Data entries
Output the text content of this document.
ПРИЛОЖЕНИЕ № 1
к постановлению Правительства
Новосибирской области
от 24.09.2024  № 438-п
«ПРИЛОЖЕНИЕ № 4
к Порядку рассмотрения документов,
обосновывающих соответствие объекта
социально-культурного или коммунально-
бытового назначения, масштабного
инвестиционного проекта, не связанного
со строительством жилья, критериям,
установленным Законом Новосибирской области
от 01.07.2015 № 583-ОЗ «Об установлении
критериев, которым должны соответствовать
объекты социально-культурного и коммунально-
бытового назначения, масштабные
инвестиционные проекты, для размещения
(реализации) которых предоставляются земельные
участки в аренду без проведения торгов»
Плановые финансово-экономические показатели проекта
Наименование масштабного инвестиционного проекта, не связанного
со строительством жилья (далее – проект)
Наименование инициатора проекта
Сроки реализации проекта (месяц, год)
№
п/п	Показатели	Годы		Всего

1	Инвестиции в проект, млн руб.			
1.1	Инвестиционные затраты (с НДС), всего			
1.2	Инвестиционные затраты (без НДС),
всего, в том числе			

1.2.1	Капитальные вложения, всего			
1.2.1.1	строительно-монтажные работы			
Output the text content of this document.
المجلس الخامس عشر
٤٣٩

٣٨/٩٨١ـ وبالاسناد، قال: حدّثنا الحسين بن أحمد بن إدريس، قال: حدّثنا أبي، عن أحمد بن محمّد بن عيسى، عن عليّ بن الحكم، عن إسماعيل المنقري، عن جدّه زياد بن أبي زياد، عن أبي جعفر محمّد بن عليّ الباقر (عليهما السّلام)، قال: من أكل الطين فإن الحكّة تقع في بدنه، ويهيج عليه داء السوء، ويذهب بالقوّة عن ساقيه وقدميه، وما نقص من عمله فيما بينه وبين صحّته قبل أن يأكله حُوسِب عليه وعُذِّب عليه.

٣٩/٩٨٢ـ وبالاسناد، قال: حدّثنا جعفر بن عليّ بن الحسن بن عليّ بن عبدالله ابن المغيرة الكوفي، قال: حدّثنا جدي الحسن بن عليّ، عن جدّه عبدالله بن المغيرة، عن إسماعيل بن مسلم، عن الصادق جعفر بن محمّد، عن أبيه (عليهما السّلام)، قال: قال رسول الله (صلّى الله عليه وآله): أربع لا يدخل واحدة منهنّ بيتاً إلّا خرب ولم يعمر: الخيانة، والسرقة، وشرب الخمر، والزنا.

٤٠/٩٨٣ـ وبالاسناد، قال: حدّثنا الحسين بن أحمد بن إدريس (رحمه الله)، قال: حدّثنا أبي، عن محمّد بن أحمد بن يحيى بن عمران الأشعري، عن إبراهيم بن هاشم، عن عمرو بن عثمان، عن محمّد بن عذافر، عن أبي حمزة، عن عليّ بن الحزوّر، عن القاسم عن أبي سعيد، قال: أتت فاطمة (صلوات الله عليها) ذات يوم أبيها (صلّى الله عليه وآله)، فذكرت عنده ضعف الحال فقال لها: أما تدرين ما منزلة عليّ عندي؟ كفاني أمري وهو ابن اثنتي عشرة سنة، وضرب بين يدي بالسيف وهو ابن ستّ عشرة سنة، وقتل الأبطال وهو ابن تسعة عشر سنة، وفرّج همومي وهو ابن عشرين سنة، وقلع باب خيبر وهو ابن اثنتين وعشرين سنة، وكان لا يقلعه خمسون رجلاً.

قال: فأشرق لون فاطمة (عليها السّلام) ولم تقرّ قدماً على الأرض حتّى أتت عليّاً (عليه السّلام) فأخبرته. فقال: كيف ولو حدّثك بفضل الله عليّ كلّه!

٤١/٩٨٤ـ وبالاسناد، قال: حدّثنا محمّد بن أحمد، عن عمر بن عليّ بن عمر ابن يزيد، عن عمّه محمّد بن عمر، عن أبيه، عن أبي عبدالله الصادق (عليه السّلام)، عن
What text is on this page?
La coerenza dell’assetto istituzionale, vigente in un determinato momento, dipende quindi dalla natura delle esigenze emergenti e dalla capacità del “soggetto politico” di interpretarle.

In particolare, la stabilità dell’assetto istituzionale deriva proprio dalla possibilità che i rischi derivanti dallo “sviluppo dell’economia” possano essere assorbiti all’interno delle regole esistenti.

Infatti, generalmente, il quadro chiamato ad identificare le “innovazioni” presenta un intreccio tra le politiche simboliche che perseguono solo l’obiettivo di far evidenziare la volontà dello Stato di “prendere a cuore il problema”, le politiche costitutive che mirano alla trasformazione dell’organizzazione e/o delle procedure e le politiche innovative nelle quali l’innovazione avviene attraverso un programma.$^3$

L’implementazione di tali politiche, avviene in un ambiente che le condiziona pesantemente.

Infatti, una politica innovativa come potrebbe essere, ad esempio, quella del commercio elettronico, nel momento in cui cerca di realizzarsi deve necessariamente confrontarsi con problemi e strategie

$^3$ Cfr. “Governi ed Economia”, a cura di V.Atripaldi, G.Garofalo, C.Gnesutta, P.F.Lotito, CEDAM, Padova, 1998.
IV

◆ THE PROBLEM: Retype the records that precede this task, keeping them exactly the same.

◆ EXERCISE OUTPUT:
Output the text content of this document.
ПРИЛОЖЕНИЕ № 1
к постановлению Правительства
Новосибирской области
от 24.09.2024  № 438-п
«ПРИЛОЖЕНИЕ № 4
к Порядку рассмотрения документов,
обосновывающих соответствие объекта
социально-культурного или коммунально-
бытового назначения, масштабного
инвестиционного проекта, не связанного
со строительством жилья, критериям,
установленным Законом Новосибирской области
от 01.07.2015 № 583-ОЗ «Об установлении
критериев, которым должны соответствовать
объекты социально-культурного и коммунально-
бытового назначения, масштабные
инвестиционные проекты, для размещения
(реализации) которых предоставляются земельные
участки в аренду без проведения торгов»
Плановые финансово-экономические показатели проекта
Наименование масштабного инвестиционного проекта, не связанного
со строительством жилья (далее – проект)
Наименование инициатора проекта
Сроки реализации проекта (месяц, год)
№
п/п	Показатели	Годы		Всего

1	Инвестиции в проект, млн руб.			
1.1	Инвестиционные затраты (с НДС), всего			
1.2	Инвестиционные затраты (без НДС),
всего, в том числе			

1.2.1	Капитальные вложения, всего			
1.2.1.1	строительно-монтажные работы			
Output the text content of this document.
المجلس الخامس عشر
٤٣٩

٣٨/٩٨١ـ وبالاسناد، قال: حدّثنا الحسين بن أحمد بن إدريس، قال: حدّثنا أبي، عن أحمد بن محمّد بن عيسى، عن عليّ بن الحكم، عن إسماعيل المنقري، عن جدّه زياد بن أبي زياد، عن أبي جعفر محمّد بن عليّ الباقر (عليهما السّلام)، قال: من أكل الطين فإن الحكّة تقع في بدنه، ويهيج عليه داء السوء، ويذهب بالقوّة عن ساقيه وقدميه، وما نقص من عمله فيما بينه وبين صحّته قبل أن يأكله حُوسِب عليه وعُذِّب عليه.

٣٩/٩٨٢ـ وبالاسناد، قال: حدّثنا جعفر بن عليّ بن الحسن بن عليّ بن عبدالله ابن المغيرة الكوفي، قال: حدّثنا جدي الحسن بن عليّ، عن جدّه عبدالله بن المغيرة، عن إسماعيل بن مسلم، عن الصادق جعفر بن محمّد، عن أبيه (عليهما السّلام)، قال: قال رسول الله (صلّى الله عليه وآله): أربع لا يدخل واحدة منهنّ بيتاً إلّا خرب ولم يعمر: الخيانة، والسرقة، وشرب الخمر، والزنا.

٤٠/٩٨٣ـ وبالاسناد، قال: حدّثنا الحسين بن أحمد بن إدريس (رحمه الله)، قال: حدّثنا أبي، عن محمّد بن أحمد بن يحيى بن عمران الأشعري، عن إبراهيم بن هاشم، عن عمرو بن عثمان، عن محمّد بن عذافر، عن أبي حمزة، عن عليّ بن الحزوّر، عن القاسم عن أبي سعيد، قال: أتت فاطمة (صلوات الله عليها) ذات يوم أبيها (صلّى الله عليه وآله)، فذكرت عنده ضعف الحال فقال لها: أما تدرين ما منزلة عليّ عندي؟ كفاني أمري وهو ابن اثنتي عشرة سنة، وضرب بين يدي بالسيف وهو ابن ستّ عشرة سنة، وقتل الأبطال وهو ابن تسعة عشر سنة، وفرّج همومي وهو ابن عشرين سنة، وقلع باب خيبر وهو ابن اثنتين وعشرين سنة، وكان لا يقلعه خمسون رجلاً.

قال: فأشرق لون فاطمة (عليها السّلام) ولم تقرّ قدماً على الأرض حتّى أتت عليّاً (عليه السّلام) فأخبرته. فقال: كيف ولو حدّثك بفضل الله عليّ كلّه!

٤١/٩٨٤ـ وبالاسناد، قال: حدّثنا محمّد بن أحمد، عن عمر بن عليّ بن عمر ابن يزيد، عن عمّه محمّد بن عمر، عن أبيه، عن أبي عبدالله الصادق (عليه السّلام)، عن
What text is on this page?
La coerenza dell’assetto istituzionale, vigente in un determinato momento, dipende quindi dalla natura delle esigenze emergenti e dalla capacità del “soggetto politico” di interpretarle.

In particolare, la stabilità dell’assetto istituzionale deriva proprio dalla possibilità che i rischi derivanti dallo “sviluppo dell’economia” possano essere assorbiti all’interno delle regole esistenti.

Infatti, generalmente, il quadro chiamato ad identificare le “innovazioni” presenta un intreccio tra le politiche simboliche che perseguono solo l’obiettivo di far evidenziare la volontà dello Stato di “prendere a cuore il problema”, le politiche costitutive che mirano alla trasformazione dell’organizzazione e/o delle procedure e le politiche innovative nelle quali l’innovazione avviene attraverso un programma.$^3$

L’implementazione di tali politiche, avviene in un ambiente che le condiziona pesantemente.

Infatti, una politica innovativa come potrebbe essere, ad esempio, quella del commercio elettronico, nel momento in cui cerca di realizzarsi deve necessariamente confrontarsi con problemi e strategie

$^3$ Cfr. “Governi ed Economia”, a cura di V.Atripaldi, G.Garofalo, C.Gnesutta, P.F.Lotito, CEDAM, Padova, 1998.
IV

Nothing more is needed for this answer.